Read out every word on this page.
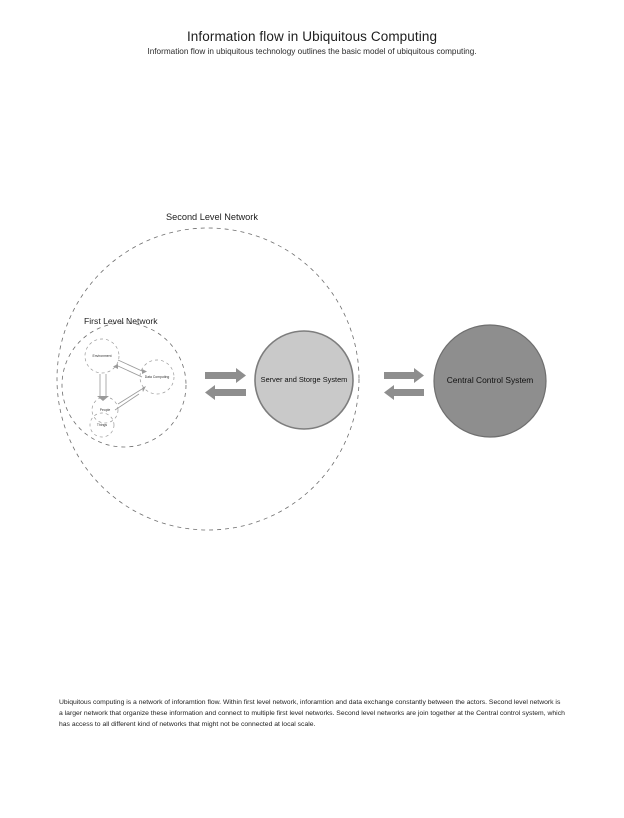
Information flow in Ubiquitous Computing
Information flow in ubiquitous technology outlines the basic model of ubiquitous computing.
Second Level Network
First Level Network
Server and Storge System	Central Control System
Environment
Data Computing
People
Things
Ubiquitous computing is a network of inforamtion flow. Within first level network, inforamtion and data exchange constantly between the actors. Second level network is a larger network that organize these information and connect to multiple first level networks. Second level networks are join together at the Central control system, which has access to all different kind of networks that might not be connected at local scale.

■ **WHAT THE EXERCISE ASKS**:
Print all of the records shown above exactly, leaving out each picture.

■ **CORRECT ANSWER**:
Read out every word on this page.
Information flow in Ubiquitous Computing
Information flow in ubiquitous technology outlines the basic model of ubiquitous computing.
Second Level Network
First Level Network
Server and Storge System	Central Control System
Environment
Data Computing
People
Things
Ubiquitous computing is a network of inforamtion flow. Within first level network, inforamtion and data exchange constantly between the actors. Second level network is a larger network that organize these information and connect to multiple first level networks. Second level networks are join together at the Central control system, which has access to all different kind of networks that might not be connected at local scale.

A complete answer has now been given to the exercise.